REQUIREMENTS:
Of all the lines in the records, how many hold the word "переулок"? Answer with the number only.

══ RECORDS FOR THIS EXERCISE ══

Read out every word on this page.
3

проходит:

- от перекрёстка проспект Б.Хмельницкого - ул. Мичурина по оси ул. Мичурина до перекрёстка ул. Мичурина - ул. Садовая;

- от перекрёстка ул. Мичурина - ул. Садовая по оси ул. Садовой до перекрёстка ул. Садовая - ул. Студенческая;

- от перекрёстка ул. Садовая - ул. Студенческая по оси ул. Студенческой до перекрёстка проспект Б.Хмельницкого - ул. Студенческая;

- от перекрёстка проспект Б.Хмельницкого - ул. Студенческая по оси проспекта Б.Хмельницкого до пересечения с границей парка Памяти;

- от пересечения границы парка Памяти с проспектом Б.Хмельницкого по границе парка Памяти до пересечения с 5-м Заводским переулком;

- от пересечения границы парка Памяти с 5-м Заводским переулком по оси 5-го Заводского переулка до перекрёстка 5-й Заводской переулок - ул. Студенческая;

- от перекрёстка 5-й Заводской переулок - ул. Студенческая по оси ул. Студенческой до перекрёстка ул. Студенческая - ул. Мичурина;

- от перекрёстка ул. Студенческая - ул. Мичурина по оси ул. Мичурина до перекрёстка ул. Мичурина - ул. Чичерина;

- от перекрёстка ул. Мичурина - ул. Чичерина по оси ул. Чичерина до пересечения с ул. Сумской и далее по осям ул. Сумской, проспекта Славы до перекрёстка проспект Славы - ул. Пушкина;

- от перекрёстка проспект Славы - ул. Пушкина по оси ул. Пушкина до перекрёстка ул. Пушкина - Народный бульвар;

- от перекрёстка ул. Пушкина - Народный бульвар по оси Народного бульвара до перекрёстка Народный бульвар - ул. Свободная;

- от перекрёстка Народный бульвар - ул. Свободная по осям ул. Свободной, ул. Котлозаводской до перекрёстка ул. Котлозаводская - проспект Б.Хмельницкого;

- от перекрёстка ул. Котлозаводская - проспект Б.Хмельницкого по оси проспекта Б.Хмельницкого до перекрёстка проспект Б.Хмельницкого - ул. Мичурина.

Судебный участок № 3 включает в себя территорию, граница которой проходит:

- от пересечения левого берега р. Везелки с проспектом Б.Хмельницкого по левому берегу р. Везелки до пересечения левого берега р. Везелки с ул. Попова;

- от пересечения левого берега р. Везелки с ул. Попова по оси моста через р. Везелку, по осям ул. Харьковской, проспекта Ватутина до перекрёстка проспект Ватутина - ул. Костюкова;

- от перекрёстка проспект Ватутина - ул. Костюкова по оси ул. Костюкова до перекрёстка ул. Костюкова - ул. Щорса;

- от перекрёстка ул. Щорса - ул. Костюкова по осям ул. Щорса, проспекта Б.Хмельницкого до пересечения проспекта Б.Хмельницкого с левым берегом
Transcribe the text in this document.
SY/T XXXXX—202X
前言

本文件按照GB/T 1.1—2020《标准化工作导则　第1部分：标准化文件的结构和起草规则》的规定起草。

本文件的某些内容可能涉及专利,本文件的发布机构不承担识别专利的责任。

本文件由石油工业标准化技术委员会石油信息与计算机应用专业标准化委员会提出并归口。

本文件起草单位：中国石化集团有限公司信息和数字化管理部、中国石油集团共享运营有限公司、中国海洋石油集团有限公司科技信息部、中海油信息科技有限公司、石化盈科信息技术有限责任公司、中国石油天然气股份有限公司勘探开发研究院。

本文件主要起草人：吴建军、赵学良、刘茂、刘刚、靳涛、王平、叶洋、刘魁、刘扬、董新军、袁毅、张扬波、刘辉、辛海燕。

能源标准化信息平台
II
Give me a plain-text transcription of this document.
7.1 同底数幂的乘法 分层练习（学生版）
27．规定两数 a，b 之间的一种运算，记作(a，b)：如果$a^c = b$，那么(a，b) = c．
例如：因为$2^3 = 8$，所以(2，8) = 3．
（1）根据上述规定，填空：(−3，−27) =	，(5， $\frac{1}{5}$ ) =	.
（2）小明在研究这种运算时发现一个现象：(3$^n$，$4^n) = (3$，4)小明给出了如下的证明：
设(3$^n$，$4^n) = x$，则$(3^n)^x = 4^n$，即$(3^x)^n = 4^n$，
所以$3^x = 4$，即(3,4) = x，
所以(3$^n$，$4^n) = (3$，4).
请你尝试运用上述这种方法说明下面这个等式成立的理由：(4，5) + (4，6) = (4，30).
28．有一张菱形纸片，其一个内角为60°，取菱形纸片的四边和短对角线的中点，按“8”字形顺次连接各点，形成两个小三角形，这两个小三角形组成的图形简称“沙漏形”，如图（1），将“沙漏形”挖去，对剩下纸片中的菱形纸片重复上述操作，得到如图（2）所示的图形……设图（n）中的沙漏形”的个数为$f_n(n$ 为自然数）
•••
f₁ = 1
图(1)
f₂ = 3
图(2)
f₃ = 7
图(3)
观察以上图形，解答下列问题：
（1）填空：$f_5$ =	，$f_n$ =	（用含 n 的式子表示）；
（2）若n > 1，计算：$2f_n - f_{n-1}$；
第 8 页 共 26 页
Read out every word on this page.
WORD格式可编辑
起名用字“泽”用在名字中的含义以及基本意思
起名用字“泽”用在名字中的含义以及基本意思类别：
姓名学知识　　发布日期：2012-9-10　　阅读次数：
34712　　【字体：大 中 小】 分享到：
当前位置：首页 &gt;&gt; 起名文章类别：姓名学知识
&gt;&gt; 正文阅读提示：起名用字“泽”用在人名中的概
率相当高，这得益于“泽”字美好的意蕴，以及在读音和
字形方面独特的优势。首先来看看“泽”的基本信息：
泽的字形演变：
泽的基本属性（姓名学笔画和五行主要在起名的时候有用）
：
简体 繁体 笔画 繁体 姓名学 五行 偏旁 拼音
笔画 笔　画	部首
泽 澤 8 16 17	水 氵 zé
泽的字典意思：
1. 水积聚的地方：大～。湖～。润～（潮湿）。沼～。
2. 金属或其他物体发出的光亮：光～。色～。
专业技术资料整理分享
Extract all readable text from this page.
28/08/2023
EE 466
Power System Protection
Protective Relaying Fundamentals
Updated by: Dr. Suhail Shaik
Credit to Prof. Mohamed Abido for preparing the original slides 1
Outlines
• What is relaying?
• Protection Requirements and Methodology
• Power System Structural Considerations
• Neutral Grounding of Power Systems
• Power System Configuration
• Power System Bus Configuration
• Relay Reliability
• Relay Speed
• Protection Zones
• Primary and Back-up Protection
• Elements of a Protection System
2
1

═══

OUTPUT OF THE EXERCISE:
2